What is needed »
Reproduce all lines of the listing below in which the word "marker" occurs.

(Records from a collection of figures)
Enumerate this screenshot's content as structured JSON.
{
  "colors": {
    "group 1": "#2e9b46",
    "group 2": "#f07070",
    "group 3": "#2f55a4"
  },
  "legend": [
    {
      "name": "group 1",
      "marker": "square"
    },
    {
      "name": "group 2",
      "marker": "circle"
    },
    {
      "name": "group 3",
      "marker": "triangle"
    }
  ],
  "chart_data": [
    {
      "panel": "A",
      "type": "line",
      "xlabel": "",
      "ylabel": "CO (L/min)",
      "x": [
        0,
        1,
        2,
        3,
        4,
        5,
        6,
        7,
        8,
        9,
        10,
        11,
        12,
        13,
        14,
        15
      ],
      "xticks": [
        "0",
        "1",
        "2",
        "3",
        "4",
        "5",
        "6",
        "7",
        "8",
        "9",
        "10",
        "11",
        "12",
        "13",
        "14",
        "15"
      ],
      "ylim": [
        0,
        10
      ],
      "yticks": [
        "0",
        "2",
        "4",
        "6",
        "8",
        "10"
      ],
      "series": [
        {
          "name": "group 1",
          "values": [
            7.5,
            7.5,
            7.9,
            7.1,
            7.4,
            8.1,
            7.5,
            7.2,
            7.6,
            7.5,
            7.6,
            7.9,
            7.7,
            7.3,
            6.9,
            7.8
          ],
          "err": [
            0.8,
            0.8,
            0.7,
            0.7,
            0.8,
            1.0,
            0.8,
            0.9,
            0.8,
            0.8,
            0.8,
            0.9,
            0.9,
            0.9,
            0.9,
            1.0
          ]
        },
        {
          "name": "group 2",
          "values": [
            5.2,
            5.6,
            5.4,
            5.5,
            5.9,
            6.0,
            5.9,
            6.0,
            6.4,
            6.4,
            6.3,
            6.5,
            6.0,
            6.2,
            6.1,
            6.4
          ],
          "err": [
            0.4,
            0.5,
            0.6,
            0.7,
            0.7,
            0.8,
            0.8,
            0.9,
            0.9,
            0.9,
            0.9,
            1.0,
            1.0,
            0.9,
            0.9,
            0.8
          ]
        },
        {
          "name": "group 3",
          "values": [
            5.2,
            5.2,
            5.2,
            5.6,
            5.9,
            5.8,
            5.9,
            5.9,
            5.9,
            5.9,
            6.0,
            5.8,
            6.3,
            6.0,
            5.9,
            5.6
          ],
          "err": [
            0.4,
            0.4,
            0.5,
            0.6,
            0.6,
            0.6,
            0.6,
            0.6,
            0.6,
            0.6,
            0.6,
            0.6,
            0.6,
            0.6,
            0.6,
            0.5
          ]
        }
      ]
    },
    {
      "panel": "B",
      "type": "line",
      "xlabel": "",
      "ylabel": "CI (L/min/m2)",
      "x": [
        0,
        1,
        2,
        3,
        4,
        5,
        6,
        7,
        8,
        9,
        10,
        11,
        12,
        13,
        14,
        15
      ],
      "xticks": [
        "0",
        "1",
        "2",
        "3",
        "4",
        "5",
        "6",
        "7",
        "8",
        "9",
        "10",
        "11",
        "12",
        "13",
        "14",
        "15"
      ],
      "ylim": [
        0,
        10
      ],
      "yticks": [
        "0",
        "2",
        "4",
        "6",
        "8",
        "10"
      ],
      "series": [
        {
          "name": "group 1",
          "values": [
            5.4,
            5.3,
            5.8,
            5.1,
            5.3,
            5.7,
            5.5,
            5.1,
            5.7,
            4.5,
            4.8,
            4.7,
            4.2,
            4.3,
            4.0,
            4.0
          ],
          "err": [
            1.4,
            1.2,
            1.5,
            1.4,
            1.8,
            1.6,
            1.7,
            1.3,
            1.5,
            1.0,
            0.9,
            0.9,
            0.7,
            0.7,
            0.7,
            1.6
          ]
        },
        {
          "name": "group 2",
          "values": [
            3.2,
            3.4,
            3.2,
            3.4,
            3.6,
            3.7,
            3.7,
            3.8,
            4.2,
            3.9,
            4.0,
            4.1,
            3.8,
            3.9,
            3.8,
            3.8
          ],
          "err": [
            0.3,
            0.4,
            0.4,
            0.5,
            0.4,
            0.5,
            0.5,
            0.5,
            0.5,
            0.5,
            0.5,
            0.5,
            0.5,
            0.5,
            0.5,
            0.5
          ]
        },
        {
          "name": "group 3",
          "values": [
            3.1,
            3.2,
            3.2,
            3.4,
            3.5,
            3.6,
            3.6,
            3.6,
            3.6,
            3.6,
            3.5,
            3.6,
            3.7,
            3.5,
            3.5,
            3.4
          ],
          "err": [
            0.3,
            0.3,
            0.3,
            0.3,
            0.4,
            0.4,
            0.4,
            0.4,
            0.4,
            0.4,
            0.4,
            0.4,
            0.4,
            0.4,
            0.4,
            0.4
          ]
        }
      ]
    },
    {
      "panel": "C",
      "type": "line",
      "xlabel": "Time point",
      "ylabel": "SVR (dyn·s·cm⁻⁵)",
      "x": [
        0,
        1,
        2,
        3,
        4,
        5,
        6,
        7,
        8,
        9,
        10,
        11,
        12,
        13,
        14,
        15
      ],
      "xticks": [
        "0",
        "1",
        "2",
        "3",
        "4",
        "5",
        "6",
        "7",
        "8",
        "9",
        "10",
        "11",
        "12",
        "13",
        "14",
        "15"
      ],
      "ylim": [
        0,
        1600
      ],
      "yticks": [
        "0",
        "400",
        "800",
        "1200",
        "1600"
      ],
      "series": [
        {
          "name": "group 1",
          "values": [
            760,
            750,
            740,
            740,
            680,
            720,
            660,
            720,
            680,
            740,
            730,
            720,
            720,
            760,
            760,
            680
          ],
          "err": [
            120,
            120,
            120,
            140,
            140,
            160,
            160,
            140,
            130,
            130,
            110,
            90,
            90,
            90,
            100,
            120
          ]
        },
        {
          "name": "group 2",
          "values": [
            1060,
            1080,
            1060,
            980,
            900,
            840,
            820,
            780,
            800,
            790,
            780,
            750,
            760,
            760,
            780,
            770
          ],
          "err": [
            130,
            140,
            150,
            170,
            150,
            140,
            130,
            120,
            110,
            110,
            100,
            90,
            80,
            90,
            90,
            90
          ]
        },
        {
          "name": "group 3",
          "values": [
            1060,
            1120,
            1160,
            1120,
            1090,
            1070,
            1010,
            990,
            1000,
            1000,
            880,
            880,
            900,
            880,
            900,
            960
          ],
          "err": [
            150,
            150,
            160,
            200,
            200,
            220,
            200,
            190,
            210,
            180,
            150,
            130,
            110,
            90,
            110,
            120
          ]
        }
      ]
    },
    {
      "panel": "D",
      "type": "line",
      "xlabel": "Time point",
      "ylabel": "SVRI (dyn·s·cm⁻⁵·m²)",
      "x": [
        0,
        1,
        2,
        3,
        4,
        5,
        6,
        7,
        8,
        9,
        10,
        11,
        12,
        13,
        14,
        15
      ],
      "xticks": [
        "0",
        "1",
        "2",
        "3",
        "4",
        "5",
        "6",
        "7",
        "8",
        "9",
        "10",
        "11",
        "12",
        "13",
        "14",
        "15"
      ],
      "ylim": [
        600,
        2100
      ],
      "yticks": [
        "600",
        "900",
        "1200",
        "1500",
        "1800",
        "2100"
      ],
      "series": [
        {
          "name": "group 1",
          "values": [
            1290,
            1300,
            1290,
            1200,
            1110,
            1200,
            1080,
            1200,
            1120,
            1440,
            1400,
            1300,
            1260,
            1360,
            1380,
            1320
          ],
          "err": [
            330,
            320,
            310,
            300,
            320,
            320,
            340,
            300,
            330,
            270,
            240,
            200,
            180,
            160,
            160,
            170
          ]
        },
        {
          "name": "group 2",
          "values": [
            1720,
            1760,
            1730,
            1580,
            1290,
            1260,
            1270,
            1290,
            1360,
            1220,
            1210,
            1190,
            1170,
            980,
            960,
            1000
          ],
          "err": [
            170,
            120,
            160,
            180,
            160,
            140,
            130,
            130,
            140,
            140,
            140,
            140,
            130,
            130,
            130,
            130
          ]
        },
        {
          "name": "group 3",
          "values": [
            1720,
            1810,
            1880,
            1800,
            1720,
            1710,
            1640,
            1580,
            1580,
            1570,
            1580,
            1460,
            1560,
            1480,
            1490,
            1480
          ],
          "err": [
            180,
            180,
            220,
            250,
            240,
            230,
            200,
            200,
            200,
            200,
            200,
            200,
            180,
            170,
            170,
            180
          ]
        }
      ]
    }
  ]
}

Task answer »
      "marker": "square"
      "marker": "circle"
      "marker": "triangle"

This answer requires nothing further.